### DATA LISTING
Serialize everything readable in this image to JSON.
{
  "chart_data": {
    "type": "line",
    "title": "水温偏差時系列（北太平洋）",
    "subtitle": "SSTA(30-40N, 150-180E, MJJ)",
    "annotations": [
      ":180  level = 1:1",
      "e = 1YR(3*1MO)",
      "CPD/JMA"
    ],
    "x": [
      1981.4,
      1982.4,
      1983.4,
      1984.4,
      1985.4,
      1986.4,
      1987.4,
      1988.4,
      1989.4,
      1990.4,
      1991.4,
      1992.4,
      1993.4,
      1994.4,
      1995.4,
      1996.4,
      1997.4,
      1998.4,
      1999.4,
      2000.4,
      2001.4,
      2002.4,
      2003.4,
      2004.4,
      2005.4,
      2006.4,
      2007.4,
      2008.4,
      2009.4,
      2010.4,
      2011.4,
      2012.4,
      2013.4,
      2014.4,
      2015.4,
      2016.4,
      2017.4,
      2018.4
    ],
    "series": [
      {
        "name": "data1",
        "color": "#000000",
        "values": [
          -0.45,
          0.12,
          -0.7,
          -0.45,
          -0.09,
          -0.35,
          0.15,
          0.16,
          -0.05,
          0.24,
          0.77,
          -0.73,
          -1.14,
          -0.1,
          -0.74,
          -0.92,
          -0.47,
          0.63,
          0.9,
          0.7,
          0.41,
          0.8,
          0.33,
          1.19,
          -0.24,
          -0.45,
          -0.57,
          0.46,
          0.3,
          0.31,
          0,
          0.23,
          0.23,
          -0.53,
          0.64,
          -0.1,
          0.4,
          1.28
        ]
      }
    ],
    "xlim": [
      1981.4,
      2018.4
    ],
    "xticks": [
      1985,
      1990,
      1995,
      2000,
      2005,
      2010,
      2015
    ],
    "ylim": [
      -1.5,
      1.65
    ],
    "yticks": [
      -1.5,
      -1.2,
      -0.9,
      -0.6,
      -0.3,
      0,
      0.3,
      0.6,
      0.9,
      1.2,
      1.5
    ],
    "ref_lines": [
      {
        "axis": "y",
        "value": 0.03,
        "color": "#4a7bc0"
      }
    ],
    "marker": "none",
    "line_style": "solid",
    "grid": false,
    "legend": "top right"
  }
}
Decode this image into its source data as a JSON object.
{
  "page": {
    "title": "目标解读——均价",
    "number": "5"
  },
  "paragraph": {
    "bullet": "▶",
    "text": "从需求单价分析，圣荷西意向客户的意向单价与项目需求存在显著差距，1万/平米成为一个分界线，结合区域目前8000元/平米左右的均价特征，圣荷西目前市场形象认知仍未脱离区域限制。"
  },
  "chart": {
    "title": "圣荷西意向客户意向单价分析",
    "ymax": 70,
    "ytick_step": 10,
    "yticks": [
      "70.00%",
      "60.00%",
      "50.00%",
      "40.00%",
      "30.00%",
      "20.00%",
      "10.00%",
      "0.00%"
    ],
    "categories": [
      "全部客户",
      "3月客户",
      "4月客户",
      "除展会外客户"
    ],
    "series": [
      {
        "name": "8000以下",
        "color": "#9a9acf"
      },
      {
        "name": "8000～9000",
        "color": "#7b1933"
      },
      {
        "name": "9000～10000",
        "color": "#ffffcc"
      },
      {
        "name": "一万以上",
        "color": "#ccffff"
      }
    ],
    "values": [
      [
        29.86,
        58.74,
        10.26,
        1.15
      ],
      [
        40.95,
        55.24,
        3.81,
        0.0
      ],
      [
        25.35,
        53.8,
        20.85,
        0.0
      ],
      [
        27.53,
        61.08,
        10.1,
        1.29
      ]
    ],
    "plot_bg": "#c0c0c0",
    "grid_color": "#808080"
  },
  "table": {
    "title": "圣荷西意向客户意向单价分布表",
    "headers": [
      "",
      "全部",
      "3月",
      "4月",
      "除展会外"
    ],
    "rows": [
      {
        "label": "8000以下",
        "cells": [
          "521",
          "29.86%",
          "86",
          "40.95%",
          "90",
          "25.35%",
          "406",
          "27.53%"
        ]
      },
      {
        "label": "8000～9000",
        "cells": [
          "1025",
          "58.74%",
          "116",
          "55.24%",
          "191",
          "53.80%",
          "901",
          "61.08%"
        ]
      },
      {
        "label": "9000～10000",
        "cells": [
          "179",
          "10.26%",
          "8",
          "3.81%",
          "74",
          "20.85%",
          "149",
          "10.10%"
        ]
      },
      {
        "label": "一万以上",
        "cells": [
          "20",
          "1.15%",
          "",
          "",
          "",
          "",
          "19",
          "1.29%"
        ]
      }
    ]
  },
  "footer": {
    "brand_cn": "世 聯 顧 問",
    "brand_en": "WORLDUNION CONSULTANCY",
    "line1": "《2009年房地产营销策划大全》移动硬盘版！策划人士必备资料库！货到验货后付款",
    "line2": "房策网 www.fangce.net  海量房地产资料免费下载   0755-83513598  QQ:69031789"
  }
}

### YOUR TASK
Return each entry from the material above exactly as it appears.

### SOLUTION BELOW
Serialize everything readable in this image to JSON.
{
  "chart_data": {
    "type": "line",
    "title": "水温偏差時系列（北太平洋）",
    "subtitle": "SSTA(30-40N, 150-180E, MJJ)",
    "annotations": [
      ":180  level = 1:1",
      "e = 1YR(3*1MO)",
      "CPD/JMA"
    ],
    "x": [
      1981.4,
      1982.4,
      1983.4,
      1984.4,
      1985.4,
      1986.4,
      1987.4,
      1988.4,
      1989.4,
      1990.4,
      1991.4,
      1992.4,
      1993.4,
      1994.4,
      1995.4,
      1996.4,
      1997.4,
      1998.4,
      1999.4,
      2000.4,
      2001.4,
      2002.4,
      2003.4,
      2004.4,
      2005.4,
      2006.4,
      2007.4,
      2008.4,
      2009.4,
      2010.4,
      2011.4,
      2012.4,
      2013.4,
      2014.4,
      2015.4,
      2016.4,
      2017.4,
      2018.4
    ],
    "series": [
      {
        "name": "data1",
        "color": "#000000",
        "values": [
          -0.45,
          0.12,
          -0.7,
          -0.45,
          -0.09,
          -0.35,
          0.15,
          0.16,
          -0.05,
          0.24,
          0.77,
          -0.73,
          -1.14,
          -0.1,
          -0.74,
          -0.92,
          -0.47,
          0.63,
          0.9,
          0.7,
          0.41,
          0.8,
          0.33,
          1.19,
          -0.24,
          -0.45,
          -0.57,
          0.46,
          0.3,
          0.31,
          0,
          0.23,
          0.23,
          -0.53,
          0.64,
          -0.1,
          0.4,
          1.28
        ]
      }
    ],
    "xlim": [
      1981.4,
      2018.4
    ],
    "xticks": [
      1985,
      1990,
      1995,
      2000,
      2005,
      2010,
      2015
    ],
    "ylim": [
      -1.5,
      1.65
    ],
    "yticks": [
      -1.5,
      -1.2,
      -0.9,
      -0.6,
      -0.3,
      0,
      0.3,
      0.6,
      0.9,
      1.2,
      1.5
    ],
    "ref_lines": [
      {
        "axis": "y",
        "value": 0.03,
        "color": "#4a7bc0"
      }
    ],
    "marker": "none",
    "line_style": "solid",
    "grid": false,
    "legend": "top right"
  }
}
Decode this image into its source data as a JSON object.
{
  "page": {
    "title": "目标解读——均价",
    "number": "5"
  },
  "paragraph": {
    "bullet": "▶",
    "text": "从需求单价分析，圣荷西意向客户的意向单价与项目需求存在显著差距，1万/平米成为一个分界线，结合区域目前8000元/平米左右的均价特征，圣荷西目前市场形象认知仍未脱离区域限制。"
  },
  "chart": {
    "title": "圣荷西意向客户意向单价分析",
    "ymax": 70,
    "ytick_step": 10,
    "yticks": [
      "70.00%",
      "60.00%",
      "50.00%",
      "40.00%",
      "30.00%",
      "20.00%",
      "10.00%",
      "0.00%"
    ],
    "categories": [
      "全部客户",
      "3月客户",
      "4月客户",
      "除展会外客户"
    ],
    "series": [
      {
        "name": "8000以下",
        "color": "#9a9acf"
      },
      {
        "name": "8000～9000",
        "color": "#7b1933"
      },
      {
        "name": "9000～10000",
        "color": "#ffffcc"
      },
      {
        "name": "一万以上",
        "color": "#ccffff"
      }
    ],
    "values": [
      [
        29.86,
        58.74,
        10.26,
        1.15
      ],
      [
        40.95,
        55.24,
        3.81,
        0.0
      ],
      [
        25.35,
        53.8,
        20.85,
        0.0
      ],
      [
        27.53,
        61.08,
        10.1,
        1.29
      ]
    ],
    "plot_bg": "#c0c0c0",
    "grid_color": "#808080"
  },
  "table": {
    "title": "圣荷西意向客户意向单价分布表",
    "headers": [
      "",
      "全部",
      "3月",
      "4月",
      "除展会外"
    ],
    "rows": [
      {
        "label": "8000以下",
        "cells": [
          "521",
          "29.86%",
          "86",
          "40.95%",
          "90",
          "25.35%",
          "406",
          "27.53%"
        ]
      },
      {
        "label": "8000～9000",
        "cells": [
          "1025",
          "58.74%",
          "116",
          "55.24%",
          "191",
          "53.80%",
          "901",
          "61.08%"
        ]
      },
      {
        "label": "9000～10000",
        "cells": [
          "179",
          "10.26%",
          "8",
          "3.81%",
          "74",
          "20.85%",
          "149",
          "10.10%"
        ]
      },
      {
        "label": "一万以上",
        "cells": [
          "20",
          "1.15%",
          "",
          "",
          "",
          "",
          "19",
          "1.29%"
        ]
      }
    ]
  },
  "footer": {
    "brand_cn": "世 聯 顧 問",
    "brand_en": "WORLDUNION CONSULTANCY",
    "line1": "《2009年房地产营销策划大全》移动硬盘版！策划人士必备资料库！货到验货后付款",
    "line2": "房策网 www.fangce.net  海量房地产资料免费下载   0755-83513598  QQ:69031789"
  }
}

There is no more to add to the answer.